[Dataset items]
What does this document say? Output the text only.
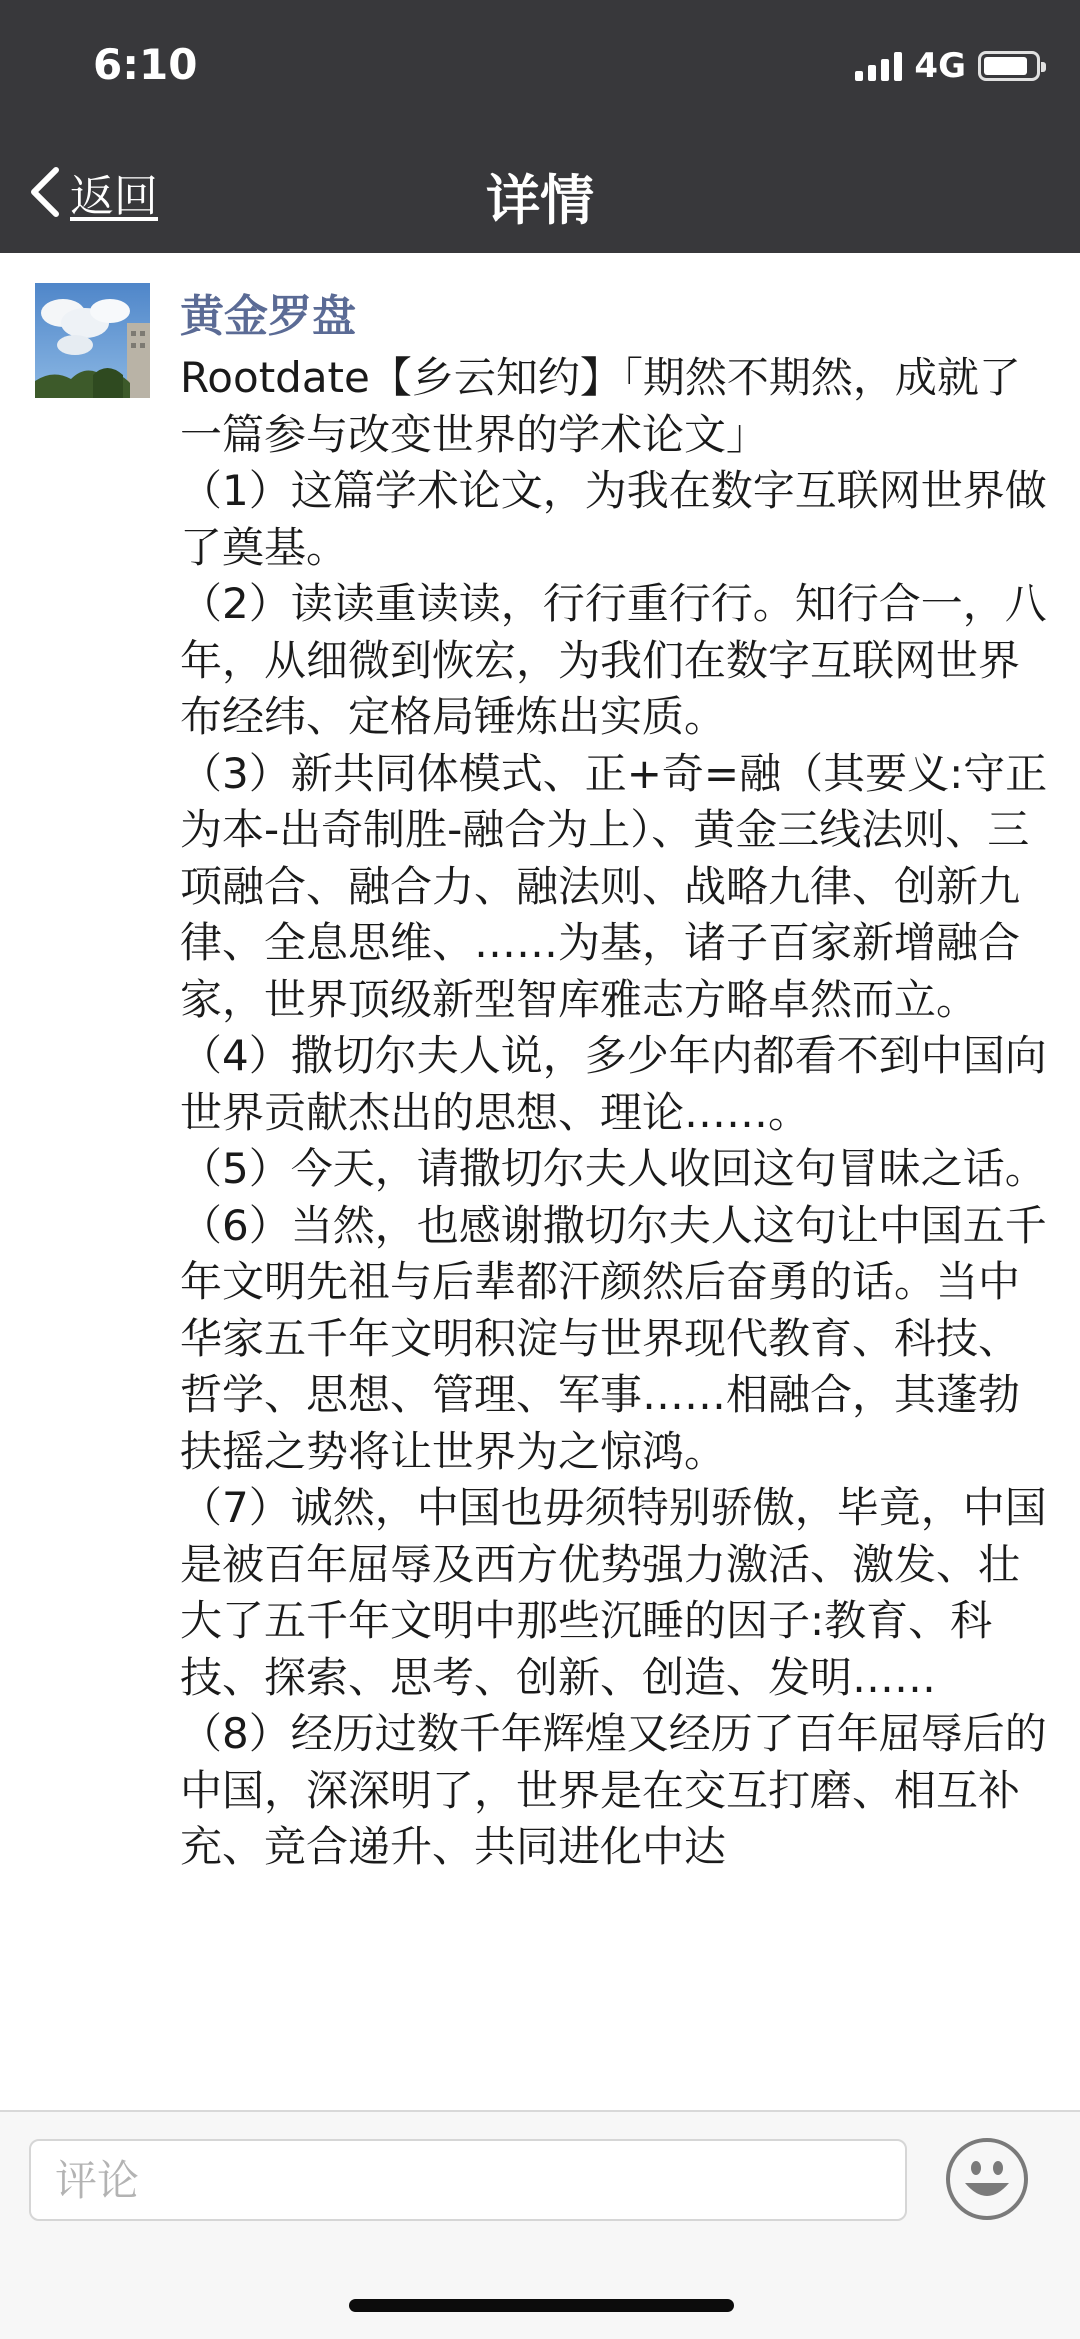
6:10	4G
返回	详情
黄金罗盘
Rootdate【乡云知约】「期然不期然，成就了一篇参与改变世界的学术论文」
（1）这篇学术论文，为我在数字互联网世界做了奠基。
（2）读读重读读，行行重行行。知行合一，八年，从细微到恢宏，为我们在数字互联网世界布经纬、定格局锤炼出实质。
（3）新共同体模式、正+奇=融（其要义:守正为本-出奇制胜-融合为上）、黄金三线法则、三项融合、融合力、融法则、战略九律、创新九律、全息思维、……为基，诸子百家新增融合家，世界顶级新型智库雅志方略卓然而立。
（4）撒切尔夫人说，多少年内都看不到中国向世界贡献杰出的思想、理论……。
（5）今天，请撒切尔夫人收回这句冒昧之话。
（6）当然，也感谢撒切尔夫人这句让中国五千年文明先祖与后辈都汗颜然后奋勇的话。当中华家五千年文明积淀与世界现代教育、科技、哲学、思想、管理、军事……相融合，其蓬勃扶摇之势将让世界为之惊鸿。
（7）诚然，中国也毋须特别骄傲，毕竟，中国是被百年屈辱及西方优势强力激活、激发、壮大了五千年文明中那些沉睡的因子:教育、科技、探索、思考、创新、创造、发明……
（8）经历过数千年辉煌又经历了百年屈辱后的中国，深深明了，世界是在交互打磨、相互补充、竞合递升、共同进化中达
评论
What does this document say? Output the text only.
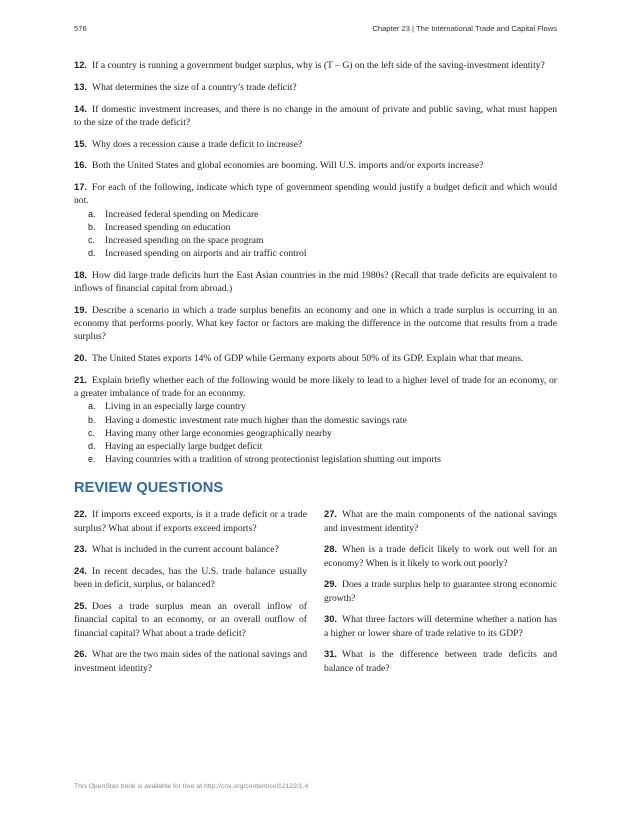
576	Chapter 23 | The International Trade and Capital Flows

12. If a country is running a government budget surplus, why is (T – G) on the left side of the saving-investment identity?

13. What determines the size of a country’s trade deficit?

14. If domestic investment increases, and there is no change in the amount of private and public saving, what must happen to the size of the trade deficit?

15. Why does a recession cause a trade deficit to increase?

16. Both the United States and global economies are booming. Will U.S. imports and/or exports increase?

17. For each of the following, indicate which type of government spending would justify a budget deficit and which would not.
a. Increased federal spending on Medicare
b. Increased spending on education
c. Increased spending on the space program
d. Increased spending on airports and air traffic control

18. How did large trade deficits hurt the East Asian countries in the mid 1980s? (Recall that trade deficits are equivalent to inflows of financial capital from abroad.)

19. Describe a scenario in which a trade surplus benefits an economy and one in which a trade surplus is occurring in an economy that performs poorly. What key factor or factors are making the difference in the outcome that results from a trade surplus?

20. The United States exports 14% of GDP while Germany exports about 50% of its GDP. Explain what that means.

21. Explain briefly whether each of the following would be more likely to lead to a higher level of trade for an economy, or a greater imbalance of trade for an economy.
a. Living in an especially large country
b. Having a domestic investment rate much higher than the domestic savings rate
c. Having many other large economies geographically nearby
d. Having an especially large budget deficit
e. Having countries with a tradition of strong protectionist legislation shutting out imports
REVIEW QUESTIONS

22. If imports exceed exports, is it a trade deficit or a trade surplus? What about if exports exceed imports?

23. What is included in the current account balance?

24. In recent decades, has the U.S. trade balance usually been in deficit, surplus, or balanced?

25. Does a trade surplus mean an overall inflow of financial capital to an economy, or an overall outflow of financial capital? What about a trade deficit?

26. What are the two main sides of the national savings and investment identity?

27. What are the main components of the national savings and investment identity?

28. When is a trade deficit likely to work out well for an economy? When is it likely to work out poorly?

29. Does a trade surplus help to guarantee strong economic growth?

30. What three factors will determine whether a nation has a higher or lower share of trade relative to its GDP?

31. What is the difference between trade deficits and balance of trade?

This OpenStax book is available for free at http://cnx.org/content/col12122/1.4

## To do:
Pictures are excluded; copy every other part of the records exactly.

## Output:
What does this document say? Output the text only.
6:10	4G
返回	详情
黄金罗盘
Rootdate【乡云知约】「期然不期然，成就了一篇参与改变世界的学术论文」
（1）这篇学术论文，为我在数字互联网世界做了奠基。
（2）读读重读读，行行重行行。知行合一，八年，从细微到恢宏，为我们在数字互联网世界布经纬、定格局锤炼出实质。
（3）新共同体模式、正+奇=融（其要义:守正为本-出奇制胜-融合为上）、黄金三线法则、三项融合、融合力、融法则、战略九律、创新九律、全息思维、……为基，诸子百家新增融合家，世界顶级新型智库雅志方略卓然而立。
（4）撒切尔夫人说，多少年内都看不到中国向世界贡献杰出的思想、理论……。
（5）今天，请撒切尔夫人收回这句冒昧之话。
（6）当然，也感谢撒切尔夫人这句让中国五千年文明先祖与后辈都汗颜然后奋勇的话。当中华家五千年文明积淀与世界现代教育、科技、哲学、思想、管理、军事……相融合，其蓬勃扶摇之势将让世界为之惊鸿。
（7）诚然，中国也毋须特别骄傲，毕竟，中国是被百年屈辱及西方优势强力激活、激发、壮大了五千年文明中那些沉睡的因子:教育、科技、探索、思考、创新、创造、发明……
（8）经历过数千年辉煌又经历了百年屈辱后的中国，深深明了，世界是在交互打磨、相互补充、竞合递升、共同进化中达
评论
What does this document say? Output the text only.
576	Chapter 23 | The International Trade and Capital Flows

12. If a country is running a government budget surplus, why is (T – G) on the left side of the saving-investment identity?

13. What determines the size of a country’s trade deficit?

14. If domestic investment increases, and there is no change in the amount of private and public saving, what must happen to the size of the trade deficit?

15. Why does a recession cause a trade deficit to increase?

16. Both the United States and global economies are booming. Will U.S. imports and/or exports increase?

17. For each of the following, indicate which type of government spending would justify a budget deficit and which would not.
a. Increased federal spending on Medicare
b. Increased spending on education
c. Increased spending on the space program
d. Increased spending on airports and air traffic control

18. How did large trade deficits hurt the East Asian countries in the mid 1980s? (Recall that trade deficits are equivalent to inflows of financial capital from abroad.)

19. Describe a scenario in which a trade surplus benefits an economy and one in which a trade surplus is occurring in an economy that performs poorly. What key factor or factors are making the difference in the outcome that results from a trade surplus?

20. The United States exports 14% of GDP while Germany exports about 50% of its GDP. Explain what that means.

21. Explain briefly whether each of the following would be more likely to lead to a higher level of trade for an economy, or a greater imbalance of trade for an economy.
a. Living in an especially large country
b. Having a domestic investment rate much higher than the domestic savings rate
c. Having many other large economies geographically nearby
d. Having an especially large budget deficit
e. Having countries with a tradition of strong protectionist legislation shutting out imports
REVIEW QUESTIONS

22. If imports exceed exports, is it a trade deficit or a trade surplus? What about if exports exceed imports?

23. What is included in the current account balance?

24. In recent decades, has the U.S. trade balance usually been in deficit, surplus, or balanced?

25. Does a trade surplus mean an overall inflow of financial capital to an economy, or an overall outflow of financial capital? What about a trade deficit?

26. What are the two main sides of the national savings and investment identity?

27. What are the main components of the national savings and investment identity?

28. When is a trade deficit likely to work out well for an economy? When is it likely to work out poorly?

29. Does a trade surplus help to guarantee strong economic growth?

30. What three factors will determine whether a nation has a higher or lower share of trade relative to its GDP?

31. What is the difference between trade deficits and balance of trade?

This OpenStax book is available for free at http://cnx.org/content/col12122/1.4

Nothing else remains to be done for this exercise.